# Wood Chain



## FastEasySmartTOOL (Jul 7, 2015)

Some might call this this impossible. But the router, makes it possible! Did I ever mention how much I love routers? 

My latest video:





Cheers,
Kriss


----------



## DonkeyHody (Jan 22, 2015)

Young man, I'm afraid that the hook is set deep, and you have been overcome by a passion that you will never shake. Your skill level and the clever use of jigs show that you are not brand new to the hobby. I attempted to make a wooden chain 20 years ago, but I didn't approach it with as much genius as you did. Excellent! Thanks for the video. Even an old dog can learn new tricks!


----------



## fire65 (Oct 29, 2008)

Steve Ramsey did a vid a couple of years ago on making chain, very interesting.


----------



## chessnut2 (Sep 15, 2011)

Outstanding, Kriss. I enjoyed your other videos, too. Nice use of humor. I was already familiar with your genius from your video about building a jig for making radius templates, and this just adds to my respect for you.


----------



## Ghidrah (Oct 21, 2008)

For sure the boy has drive and some mighty expensive tools!


----------



## Herb Stoops (Aug 28, 2012)

Thanks for posting, Kriss, I always enjoy your videos and you have a unique way of thinking that is very refreshing. I hope the younger generations are as inspired by your ideas as I am.

Herb


----------

__WHAT IS REQUIRED__. In the wood chain thread, which tool does Kriss say makes the chain possible?

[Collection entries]
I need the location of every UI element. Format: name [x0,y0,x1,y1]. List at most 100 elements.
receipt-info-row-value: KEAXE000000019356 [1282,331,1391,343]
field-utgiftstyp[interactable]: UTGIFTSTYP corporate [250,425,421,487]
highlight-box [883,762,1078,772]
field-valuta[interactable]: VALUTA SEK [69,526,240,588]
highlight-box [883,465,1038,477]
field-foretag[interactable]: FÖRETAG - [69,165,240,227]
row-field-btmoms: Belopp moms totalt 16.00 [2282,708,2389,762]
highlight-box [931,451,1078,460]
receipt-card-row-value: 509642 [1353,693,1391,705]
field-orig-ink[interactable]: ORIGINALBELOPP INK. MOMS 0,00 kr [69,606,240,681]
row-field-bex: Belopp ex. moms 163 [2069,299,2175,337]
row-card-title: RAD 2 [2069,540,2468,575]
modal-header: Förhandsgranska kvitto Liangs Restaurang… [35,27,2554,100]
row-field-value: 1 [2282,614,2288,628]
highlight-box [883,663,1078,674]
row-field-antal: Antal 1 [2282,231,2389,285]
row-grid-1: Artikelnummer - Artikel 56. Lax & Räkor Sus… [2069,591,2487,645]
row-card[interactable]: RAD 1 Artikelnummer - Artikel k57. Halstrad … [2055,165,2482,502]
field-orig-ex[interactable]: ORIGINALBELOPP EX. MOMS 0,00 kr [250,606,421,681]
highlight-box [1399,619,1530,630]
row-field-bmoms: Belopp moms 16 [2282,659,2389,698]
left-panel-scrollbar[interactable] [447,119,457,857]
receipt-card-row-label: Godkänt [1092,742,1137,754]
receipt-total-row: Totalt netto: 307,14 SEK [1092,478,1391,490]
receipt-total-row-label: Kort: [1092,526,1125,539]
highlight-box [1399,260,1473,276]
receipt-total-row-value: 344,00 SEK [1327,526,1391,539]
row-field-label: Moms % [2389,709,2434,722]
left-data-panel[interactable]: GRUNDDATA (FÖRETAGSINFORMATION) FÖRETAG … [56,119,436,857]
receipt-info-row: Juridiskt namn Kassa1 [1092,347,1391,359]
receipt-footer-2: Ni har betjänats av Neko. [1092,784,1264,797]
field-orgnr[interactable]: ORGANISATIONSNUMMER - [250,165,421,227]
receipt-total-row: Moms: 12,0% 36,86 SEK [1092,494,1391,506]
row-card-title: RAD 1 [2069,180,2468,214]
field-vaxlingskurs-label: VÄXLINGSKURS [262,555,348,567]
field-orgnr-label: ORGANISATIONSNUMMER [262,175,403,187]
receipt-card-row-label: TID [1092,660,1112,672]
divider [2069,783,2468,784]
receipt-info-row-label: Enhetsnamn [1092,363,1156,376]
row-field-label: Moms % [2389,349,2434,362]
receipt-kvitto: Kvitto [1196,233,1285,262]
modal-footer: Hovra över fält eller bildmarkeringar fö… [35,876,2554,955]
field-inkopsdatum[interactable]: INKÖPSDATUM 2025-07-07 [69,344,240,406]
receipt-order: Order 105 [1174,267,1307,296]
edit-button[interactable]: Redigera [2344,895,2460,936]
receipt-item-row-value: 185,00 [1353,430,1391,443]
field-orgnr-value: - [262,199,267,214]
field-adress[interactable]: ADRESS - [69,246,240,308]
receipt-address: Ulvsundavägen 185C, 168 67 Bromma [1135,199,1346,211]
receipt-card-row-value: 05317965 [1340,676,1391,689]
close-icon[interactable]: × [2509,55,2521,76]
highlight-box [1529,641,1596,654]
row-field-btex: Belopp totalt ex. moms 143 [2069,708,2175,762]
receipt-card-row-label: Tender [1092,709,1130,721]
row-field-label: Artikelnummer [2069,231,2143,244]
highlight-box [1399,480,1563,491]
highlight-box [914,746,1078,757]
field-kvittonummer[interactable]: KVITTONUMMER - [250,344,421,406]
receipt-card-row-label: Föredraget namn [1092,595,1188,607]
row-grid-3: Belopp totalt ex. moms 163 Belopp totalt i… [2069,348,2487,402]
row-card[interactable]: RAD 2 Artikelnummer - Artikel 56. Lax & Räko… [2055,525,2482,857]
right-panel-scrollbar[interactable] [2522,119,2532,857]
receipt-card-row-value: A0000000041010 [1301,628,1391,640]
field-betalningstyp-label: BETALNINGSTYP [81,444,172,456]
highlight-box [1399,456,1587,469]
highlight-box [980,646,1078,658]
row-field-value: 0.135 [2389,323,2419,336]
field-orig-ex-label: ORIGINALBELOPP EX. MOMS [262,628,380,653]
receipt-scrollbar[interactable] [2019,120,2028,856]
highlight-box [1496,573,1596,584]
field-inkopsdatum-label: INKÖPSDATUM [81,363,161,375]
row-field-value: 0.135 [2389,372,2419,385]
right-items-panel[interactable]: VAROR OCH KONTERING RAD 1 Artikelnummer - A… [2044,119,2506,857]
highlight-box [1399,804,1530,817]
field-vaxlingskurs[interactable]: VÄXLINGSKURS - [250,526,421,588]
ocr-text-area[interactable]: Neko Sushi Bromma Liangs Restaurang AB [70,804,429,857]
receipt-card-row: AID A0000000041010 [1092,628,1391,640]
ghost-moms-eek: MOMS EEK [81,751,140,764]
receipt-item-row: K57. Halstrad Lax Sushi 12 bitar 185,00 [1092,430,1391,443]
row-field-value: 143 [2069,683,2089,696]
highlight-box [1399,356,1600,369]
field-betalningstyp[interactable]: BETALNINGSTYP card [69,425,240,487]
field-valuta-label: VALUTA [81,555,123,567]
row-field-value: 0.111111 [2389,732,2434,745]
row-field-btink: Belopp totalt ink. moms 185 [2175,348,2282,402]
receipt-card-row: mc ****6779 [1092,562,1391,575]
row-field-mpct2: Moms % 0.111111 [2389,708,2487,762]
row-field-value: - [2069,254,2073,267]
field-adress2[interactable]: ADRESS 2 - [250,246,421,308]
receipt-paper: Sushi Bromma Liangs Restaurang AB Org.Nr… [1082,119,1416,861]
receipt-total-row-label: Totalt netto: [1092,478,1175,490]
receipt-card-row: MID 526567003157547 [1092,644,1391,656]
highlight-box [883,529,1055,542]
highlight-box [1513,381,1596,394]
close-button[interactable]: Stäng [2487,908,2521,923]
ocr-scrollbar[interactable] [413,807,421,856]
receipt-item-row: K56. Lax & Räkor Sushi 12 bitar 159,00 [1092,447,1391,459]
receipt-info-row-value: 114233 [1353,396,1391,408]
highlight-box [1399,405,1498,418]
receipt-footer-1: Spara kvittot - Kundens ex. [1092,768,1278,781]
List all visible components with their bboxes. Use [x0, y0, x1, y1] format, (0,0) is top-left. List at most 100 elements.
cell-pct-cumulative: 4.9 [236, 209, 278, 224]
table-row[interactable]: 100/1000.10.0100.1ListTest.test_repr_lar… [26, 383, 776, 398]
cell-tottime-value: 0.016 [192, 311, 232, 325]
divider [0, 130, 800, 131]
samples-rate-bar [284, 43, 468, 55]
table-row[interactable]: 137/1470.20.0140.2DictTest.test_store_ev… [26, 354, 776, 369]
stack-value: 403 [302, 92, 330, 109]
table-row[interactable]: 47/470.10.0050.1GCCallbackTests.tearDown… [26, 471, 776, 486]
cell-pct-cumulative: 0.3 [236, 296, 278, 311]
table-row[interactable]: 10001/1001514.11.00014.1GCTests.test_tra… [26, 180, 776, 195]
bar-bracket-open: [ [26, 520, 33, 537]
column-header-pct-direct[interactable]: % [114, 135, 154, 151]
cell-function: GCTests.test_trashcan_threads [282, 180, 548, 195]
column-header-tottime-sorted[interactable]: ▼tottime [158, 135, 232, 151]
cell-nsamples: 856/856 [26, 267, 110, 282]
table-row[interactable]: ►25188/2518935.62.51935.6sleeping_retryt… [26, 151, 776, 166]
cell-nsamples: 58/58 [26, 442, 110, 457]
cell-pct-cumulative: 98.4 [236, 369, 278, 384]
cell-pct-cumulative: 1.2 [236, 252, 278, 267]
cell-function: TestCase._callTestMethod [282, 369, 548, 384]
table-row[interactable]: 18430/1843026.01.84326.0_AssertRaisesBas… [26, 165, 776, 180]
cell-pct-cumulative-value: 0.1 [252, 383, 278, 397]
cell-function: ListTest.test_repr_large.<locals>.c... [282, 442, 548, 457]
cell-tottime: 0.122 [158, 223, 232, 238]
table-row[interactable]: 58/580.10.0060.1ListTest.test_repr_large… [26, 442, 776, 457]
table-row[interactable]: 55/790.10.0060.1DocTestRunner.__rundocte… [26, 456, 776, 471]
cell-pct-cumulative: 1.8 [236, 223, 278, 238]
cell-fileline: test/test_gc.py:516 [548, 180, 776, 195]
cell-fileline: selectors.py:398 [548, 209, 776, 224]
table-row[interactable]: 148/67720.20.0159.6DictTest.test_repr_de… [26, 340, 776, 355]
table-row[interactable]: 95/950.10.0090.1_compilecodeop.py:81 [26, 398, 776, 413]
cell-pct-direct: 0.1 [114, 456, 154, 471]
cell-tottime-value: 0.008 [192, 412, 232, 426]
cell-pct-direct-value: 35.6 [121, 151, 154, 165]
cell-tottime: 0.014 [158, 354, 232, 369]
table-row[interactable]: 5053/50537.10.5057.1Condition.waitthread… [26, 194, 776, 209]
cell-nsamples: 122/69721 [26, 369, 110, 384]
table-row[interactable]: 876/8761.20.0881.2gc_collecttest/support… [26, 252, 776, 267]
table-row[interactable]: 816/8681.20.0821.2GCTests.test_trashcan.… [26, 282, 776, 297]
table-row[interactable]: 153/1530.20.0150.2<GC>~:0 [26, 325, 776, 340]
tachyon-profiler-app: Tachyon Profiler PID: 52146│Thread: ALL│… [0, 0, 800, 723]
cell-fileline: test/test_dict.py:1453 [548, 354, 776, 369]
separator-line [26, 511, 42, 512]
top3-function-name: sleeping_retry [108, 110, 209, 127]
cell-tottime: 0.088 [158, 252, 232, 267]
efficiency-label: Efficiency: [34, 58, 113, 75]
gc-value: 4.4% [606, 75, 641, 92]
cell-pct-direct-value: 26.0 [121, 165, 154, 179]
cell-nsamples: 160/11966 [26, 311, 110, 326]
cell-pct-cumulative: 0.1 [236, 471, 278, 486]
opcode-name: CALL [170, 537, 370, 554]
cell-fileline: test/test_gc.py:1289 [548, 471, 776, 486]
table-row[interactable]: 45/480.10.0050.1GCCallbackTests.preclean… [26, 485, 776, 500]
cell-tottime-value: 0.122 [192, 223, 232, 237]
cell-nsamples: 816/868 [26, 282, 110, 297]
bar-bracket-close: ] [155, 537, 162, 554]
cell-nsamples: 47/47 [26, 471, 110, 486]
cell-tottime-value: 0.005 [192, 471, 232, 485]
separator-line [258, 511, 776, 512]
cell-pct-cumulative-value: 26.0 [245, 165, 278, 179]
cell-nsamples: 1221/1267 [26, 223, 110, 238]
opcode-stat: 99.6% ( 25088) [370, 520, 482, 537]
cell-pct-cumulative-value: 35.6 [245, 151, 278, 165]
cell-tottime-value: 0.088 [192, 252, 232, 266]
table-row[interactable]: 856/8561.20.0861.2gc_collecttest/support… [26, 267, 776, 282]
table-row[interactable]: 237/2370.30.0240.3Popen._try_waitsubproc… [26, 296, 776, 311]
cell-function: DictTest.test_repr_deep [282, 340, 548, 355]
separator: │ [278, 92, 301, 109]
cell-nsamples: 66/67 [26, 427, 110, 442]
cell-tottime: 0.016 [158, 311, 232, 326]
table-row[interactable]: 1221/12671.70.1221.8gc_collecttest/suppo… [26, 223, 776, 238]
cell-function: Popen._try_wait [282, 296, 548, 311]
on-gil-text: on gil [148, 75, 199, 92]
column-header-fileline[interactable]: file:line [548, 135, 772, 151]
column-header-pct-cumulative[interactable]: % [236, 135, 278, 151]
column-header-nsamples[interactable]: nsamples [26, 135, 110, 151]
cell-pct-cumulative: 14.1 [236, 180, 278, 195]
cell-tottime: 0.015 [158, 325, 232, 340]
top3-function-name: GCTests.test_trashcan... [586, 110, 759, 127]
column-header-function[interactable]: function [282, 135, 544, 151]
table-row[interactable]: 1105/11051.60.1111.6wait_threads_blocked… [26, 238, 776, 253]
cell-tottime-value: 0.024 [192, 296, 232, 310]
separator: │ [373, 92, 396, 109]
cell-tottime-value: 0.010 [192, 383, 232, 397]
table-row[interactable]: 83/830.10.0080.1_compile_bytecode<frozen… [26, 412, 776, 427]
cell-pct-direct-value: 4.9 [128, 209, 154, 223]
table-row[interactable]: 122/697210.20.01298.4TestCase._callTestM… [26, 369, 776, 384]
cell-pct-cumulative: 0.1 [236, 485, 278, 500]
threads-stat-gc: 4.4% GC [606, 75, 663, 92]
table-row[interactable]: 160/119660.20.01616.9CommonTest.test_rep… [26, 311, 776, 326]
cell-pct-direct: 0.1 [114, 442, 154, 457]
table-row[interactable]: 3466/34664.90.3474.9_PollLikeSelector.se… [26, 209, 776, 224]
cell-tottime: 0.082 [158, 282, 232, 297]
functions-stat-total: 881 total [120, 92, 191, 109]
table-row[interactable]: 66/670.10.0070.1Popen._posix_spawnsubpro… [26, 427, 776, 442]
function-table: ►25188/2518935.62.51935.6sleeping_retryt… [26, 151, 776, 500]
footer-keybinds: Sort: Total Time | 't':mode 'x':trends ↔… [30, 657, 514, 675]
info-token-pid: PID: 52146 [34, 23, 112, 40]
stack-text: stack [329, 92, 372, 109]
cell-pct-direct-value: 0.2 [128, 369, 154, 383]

__COMPLETED TASK__. The router.